Recorded data:
* * * *
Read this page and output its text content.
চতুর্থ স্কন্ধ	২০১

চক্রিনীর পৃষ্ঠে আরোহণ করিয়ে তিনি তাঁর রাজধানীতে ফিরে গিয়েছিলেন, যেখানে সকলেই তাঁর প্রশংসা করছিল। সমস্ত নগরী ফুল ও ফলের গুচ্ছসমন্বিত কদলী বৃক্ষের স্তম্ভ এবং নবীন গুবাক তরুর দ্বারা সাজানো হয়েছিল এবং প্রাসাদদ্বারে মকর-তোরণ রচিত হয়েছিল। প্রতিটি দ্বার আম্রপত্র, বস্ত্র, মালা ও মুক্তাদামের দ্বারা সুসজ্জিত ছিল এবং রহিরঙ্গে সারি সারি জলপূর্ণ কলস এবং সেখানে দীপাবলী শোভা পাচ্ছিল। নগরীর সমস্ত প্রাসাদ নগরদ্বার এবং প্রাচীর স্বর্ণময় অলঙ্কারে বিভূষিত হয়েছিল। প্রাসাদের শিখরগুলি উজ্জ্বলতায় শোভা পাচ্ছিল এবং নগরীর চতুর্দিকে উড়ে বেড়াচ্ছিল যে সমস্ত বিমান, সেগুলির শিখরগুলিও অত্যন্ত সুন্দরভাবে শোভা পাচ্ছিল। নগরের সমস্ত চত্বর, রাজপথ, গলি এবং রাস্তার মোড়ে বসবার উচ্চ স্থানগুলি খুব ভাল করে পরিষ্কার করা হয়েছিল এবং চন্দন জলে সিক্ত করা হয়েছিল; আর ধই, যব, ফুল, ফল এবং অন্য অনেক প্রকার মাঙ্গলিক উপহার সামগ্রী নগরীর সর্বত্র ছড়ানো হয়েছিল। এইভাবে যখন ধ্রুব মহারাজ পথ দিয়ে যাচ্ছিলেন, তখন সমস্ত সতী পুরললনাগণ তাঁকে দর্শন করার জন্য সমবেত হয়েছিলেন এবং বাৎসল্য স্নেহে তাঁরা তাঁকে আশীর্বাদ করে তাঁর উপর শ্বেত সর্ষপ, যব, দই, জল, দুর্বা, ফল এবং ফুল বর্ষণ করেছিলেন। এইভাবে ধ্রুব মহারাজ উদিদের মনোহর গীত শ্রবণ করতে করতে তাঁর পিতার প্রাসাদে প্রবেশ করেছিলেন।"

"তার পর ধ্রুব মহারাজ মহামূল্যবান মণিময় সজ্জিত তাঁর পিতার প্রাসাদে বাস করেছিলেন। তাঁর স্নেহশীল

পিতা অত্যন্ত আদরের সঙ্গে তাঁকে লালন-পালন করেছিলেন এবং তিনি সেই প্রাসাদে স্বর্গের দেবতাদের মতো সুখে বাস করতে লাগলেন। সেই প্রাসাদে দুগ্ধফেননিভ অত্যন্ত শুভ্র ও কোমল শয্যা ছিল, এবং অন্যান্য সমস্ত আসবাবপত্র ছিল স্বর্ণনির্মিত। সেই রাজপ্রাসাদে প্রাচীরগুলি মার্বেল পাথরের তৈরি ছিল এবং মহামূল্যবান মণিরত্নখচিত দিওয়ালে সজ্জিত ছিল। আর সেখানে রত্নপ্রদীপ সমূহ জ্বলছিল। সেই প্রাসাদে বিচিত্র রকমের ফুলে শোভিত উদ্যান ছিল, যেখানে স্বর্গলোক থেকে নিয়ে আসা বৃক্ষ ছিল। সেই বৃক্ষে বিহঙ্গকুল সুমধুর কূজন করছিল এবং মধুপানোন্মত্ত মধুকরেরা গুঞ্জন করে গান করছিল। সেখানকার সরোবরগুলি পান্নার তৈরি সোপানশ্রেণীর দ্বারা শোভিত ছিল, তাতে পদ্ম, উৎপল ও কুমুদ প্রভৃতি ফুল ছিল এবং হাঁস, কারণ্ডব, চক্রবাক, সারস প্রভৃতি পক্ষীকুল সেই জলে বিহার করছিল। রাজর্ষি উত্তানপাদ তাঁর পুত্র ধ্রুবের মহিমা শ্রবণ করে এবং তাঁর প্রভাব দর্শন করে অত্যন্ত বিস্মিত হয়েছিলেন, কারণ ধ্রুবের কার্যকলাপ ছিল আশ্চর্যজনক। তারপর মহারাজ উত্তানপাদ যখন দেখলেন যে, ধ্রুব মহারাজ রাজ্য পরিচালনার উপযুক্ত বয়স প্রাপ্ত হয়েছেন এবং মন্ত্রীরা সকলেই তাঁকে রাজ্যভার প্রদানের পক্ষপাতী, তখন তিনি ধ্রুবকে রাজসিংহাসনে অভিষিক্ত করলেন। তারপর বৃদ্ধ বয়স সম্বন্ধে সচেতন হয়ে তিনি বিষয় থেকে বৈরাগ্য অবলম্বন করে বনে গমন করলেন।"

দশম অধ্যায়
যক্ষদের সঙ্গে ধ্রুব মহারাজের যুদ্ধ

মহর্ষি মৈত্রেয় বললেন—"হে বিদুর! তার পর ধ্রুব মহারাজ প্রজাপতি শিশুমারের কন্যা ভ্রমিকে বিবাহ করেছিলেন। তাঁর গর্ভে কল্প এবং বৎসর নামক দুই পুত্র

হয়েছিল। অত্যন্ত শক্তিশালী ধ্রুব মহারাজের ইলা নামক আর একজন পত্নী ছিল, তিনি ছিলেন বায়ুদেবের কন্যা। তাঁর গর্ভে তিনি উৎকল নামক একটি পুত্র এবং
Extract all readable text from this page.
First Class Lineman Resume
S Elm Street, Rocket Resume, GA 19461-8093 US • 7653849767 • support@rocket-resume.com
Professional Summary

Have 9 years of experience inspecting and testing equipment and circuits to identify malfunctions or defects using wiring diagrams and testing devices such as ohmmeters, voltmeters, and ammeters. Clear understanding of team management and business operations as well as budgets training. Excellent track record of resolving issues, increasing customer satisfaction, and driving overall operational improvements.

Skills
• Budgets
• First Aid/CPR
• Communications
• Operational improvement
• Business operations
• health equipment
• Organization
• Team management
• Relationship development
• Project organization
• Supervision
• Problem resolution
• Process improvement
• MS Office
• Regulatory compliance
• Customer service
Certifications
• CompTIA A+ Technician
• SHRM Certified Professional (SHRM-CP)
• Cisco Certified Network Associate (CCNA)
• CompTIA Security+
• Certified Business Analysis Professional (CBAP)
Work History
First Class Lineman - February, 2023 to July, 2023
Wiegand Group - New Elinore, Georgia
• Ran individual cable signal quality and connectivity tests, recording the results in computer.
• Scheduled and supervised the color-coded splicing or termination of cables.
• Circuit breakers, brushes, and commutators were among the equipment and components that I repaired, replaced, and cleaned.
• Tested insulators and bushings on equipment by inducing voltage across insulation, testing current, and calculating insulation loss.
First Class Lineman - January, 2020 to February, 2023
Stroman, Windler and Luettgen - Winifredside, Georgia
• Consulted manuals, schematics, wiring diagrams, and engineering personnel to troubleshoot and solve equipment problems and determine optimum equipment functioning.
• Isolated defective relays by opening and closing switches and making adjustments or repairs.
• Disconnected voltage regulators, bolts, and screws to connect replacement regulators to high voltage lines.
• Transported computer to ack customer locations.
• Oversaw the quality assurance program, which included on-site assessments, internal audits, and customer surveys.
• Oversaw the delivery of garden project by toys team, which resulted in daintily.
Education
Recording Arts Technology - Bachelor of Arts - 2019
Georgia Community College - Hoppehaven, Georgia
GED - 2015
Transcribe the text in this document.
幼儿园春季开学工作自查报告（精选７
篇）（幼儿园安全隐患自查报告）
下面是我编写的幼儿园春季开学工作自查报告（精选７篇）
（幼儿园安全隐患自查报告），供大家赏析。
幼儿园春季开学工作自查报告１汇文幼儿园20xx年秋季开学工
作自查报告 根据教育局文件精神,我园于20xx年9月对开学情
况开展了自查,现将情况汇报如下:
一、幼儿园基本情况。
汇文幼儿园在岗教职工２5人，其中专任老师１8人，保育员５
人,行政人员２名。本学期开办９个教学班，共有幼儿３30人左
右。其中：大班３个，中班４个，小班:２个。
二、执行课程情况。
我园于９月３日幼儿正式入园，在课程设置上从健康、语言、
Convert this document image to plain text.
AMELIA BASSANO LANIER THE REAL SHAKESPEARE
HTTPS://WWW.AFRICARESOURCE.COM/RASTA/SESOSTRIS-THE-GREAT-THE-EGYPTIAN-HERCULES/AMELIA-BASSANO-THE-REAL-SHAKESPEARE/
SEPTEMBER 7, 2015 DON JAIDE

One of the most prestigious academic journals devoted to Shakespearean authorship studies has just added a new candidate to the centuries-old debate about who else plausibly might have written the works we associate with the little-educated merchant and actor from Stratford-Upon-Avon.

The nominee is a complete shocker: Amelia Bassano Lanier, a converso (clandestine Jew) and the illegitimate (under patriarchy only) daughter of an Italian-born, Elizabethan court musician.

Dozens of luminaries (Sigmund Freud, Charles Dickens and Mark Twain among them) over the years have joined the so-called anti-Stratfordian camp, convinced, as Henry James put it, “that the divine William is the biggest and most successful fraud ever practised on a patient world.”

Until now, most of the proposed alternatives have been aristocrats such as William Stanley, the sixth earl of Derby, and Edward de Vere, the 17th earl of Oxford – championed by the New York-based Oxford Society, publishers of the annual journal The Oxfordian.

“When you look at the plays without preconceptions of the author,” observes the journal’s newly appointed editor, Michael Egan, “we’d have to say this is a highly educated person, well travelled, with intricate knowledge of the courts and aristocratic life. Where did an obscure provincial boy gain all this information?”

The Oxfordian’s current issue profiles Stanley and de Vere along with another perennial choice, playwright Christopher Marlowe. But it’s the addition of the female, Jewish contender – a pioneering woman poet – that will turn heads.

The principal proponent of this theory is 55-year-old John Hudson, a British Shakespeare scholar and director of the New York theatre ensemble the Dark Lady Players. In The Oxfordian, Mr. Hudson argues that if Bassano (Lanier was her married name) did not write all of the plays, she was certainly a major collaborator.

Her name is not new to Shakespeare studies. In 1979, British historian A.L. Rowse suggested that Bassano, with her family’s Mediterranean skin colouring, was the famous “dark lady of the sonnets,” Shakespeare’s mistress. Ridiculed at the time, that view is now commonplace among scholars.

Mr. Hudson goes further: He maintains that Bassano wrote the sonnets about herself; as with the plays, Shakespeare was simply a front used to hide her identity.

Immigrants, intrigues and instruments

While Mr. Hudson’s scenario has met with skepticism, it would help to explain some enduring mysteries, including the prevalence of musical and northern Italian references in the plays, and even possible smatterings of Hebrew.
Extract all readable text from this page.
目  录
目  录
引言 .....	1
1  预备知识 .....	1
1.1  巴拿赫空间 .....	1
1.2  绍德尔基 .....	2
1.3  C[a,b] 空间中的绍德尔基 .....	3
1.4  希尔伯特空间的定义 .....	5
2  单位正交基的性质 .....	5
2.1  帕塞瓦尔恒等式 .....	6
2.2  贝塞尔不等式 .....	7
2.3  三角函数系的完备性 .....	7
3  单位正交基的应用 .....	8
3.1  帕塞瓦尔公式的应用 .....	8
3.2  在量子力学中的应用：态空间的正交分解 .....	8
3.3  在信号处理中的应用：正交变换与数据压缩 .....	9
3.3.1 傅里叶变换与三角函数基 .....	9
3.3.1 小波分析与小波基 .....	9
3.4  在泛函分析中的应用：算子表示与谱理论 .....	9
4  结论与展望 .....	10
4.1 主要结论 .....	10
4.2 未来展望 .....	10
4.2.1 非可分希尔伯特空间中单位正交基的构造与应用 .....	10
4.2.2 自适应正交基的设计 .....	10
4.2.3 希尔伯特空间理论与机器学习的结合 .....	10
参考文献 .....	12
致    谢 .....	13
* * * *
EXERCISE OBJECTIVE: Establish how many lines of the material above hold the word "Italian". Nothing but the count should be returned.

THE OUTPUT: 2